* TASK DETAILS *
Count how many lines of the data include "Beam". The answer is that number and nothing else.

* EXTRACTED ENTRIES *
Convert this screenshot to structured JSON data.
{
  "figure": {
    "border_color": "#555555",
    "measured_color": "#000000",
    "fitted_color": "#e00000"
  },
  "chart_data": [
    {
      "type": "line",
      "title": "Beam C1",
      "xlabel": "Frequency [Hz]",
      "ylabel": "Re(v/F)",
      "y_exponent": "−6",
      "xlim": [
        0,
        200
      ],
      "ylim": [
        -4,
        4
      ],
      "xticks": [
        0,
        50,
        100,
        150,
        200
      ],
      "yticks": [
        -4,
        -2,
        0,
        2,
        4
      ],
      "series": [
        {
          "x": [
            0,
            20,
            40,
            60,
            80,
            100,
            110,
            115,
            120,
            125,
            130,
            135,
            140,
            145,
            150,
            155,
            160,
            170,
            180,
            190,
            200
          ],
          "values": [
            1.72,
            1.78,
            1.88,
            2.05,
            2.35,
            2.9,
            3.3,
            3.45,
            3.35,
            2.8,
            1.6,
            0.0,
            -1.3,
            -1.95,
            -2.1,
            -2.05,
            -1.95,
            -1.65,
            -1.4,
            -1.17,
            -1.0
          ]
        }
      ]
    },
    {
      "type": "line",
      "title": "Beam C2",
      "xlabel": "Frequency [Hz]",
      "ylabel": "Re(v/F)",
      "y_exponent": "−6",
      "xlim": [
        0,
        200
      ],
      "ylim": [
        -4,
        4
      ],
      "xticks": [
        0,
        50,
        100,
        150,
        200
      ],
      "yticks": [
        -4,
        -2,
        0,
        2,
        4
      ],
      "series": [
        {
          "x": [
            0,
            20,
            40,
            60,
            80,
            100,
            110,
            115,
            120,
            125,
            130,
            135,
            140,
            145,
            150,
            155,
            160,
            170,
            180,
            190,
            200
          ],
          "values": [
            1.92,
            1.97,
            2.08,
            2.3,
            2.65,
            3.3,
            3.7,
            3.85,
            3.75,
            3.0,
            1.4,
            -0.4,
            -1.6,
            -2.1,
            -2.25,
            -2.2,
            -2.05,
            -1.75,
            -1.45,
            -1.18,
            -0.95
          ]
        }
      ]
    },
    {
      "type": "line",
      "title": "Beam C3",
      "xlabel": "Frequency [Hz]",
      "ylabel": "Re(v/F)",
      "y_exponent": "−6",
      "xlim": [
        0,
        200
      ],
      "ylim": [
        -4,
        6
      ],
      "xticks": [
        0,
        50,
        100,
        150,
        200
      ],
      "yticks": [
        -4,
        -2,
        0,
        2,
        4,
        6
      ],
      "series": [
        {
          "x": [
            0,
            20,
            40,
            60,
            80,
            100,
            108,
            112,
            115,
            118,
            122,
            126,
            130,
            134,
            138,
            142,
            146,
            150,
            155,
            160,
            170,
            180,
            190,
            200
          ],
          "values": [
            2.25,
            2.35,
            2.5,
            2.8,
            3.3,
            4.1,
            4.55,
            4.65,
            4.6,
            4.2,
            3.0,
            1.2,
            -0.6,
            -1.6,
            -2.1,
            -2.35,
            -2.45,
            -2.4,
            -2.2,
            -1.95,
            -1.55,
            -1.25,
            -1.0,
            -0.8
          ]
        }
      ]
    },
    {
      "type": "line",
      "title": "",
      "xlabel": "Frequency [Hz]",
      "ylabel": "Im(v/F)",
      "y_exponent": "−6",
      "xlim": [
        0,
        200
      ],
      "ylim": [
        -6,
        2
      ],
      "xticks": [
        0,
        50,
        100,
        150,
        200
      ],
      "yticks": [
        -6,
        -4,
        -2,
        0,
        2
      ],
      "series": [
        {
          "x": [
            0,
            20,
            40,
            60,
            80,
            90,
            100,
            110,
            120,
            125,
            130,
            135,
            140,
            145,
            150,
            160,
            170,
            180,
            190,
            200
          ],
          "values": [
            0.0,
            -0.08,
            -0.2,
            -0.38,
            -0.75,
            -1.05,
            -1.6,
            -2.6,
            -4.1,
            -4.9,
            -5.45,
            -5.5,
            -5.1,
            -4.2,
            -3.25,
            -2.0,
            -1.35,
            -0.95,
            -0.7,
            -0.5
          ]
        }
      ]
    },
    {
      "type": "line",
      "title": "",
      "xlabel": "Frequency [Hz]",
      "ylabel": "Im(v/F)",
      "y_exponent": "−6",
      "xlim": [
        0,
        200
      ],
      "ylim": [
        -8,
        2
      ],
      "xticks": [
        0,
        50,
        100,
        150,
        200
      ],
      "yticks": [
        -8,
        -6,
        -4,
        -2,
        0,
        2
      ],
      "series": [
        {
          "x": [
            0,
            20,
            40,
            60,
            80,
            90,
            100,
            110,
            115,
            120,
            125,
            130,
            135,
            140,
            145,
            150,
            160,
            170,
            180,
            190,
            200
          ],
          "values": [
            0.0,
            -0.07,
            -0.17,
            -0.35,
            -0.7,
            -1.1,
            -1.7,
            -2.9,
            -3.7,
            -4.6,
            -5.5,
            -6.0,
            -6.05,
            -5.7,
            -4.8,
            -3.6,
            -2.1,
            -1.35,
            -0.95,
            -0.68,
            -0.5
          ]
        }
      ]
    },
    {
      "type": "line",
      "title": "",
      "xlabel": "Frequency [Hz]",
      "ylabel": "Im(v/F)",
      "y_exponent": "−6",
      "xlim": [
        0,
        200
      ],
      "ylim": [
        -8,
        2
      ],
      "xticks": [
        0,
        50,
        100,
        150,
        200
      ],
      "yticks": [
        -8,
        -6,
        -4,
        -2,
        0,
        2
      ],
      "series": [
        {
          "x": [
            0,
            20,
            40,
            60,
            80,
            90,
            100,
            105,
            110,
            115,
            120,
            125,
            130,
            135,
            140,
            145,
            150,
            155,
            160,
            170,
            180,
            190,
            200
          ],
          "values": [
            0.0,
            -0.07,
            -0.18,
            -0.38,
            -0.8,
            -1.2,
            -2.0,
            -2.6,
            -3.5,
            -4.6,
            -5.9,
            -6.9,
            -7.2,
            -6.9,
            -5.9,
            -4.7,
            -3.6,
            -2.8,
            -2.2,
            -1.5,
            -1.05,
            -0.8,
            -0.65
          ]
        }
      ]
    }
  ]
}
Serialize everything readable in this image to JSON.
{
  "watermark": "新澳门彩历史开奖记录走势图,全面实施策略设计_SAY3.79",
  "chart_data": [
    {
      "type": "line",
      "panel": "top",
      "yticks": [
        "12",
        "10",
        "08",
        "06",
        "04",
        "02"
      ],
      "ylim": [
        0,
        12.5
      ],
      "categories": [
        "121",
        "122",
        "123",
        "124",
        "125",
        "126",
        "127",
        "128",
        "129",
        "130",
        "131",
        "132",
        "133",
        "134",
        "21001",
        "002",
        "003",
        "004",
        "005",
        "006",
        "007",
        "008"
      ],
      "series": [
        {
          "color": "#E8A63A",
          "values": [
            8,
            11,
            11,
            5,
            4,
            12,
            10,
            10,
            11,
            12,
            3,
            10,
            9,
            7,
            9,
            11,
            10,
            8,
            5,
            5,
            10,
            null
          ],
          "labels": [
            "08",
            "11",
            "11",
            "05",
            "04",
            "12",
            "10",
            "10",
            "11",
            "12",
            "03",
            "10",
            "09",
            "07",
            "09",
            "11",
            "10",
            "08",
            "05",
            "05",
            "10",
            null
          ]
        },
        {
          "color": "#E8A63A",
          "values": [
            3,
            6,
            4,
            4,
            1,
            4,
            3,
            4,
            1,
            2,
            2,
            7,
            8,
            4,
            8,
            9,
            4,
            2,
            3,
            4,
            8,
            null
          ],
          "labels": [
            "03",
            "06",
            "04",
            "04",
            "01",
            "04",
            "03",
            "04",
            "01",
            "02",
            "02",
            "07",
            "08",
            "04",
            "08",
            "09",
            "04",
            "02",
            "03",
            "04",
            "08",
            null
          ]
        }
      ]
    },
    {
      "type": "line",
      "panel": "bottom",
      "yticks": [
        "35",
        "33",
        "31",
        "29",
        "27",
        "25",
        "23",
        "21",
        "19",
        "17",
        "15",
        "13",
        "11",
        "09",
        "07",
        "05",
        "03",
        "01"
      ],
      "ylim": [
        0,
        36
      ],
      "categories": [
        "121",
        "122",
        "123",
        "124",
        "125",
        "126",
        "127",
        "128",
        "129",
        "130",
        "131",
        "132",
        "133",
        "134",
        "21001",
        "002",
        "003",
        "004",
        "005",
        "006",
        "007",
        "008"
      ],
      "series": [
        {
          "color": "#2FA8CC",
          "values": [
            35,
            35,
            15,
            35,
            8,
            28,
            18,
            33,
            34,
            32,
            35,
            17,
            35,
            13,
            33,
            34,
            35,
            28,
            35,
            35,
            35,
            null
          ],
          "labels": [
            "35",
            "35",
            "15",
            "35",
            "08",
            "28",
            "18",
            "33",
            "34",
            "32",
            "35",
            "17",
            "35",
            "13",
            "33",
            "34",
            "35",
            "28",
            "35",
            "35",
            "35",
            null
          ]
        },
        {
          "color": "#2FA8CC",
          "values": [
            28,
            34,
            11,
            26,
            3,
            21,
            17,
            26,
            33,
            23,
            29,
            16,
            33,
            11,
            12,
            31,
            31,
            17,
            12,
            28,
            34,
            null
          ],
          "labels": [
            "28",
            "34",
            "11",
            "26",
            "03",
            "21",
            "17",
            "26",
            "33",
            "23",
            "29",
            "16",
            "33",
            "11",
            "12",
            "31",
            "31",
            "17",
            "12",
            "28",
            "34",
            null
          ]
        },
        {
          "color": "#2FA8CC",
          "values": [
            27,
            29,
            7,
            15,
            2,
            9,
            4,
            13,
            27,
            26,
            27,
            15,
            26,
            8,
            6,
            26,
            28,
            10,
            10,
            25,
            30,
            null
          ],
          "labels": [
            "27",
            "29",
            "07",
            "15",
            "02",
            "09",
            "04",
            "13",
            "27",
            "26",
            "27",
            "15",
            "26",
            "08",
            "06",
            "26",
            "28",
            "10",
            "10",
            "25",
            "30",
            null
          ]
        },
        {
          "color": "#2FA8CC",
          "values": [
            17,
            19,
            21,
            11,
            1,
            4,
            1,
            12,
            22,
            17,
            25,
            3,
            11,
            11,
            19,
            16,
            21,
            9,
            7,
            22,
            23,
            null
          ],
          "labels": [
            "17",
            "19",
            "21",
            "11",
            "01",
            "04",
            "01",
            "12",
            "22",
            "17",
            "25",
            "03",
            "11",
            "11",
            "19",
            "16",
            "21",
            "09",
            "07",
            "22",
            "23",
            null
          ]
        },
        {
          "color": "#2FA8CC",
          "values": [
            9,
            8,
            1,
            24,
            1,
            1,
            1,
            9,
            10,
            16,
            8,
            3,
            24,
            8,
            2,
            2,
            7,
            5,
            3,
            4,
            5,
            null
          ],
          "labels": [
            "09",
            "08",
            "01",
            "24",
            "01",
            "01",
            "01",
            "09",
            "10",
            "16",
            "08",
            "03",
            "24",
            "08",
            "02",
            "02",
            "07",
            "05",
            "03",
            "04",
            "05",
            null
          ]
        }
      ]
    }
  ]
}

* ANSWER TO THE TASK *
3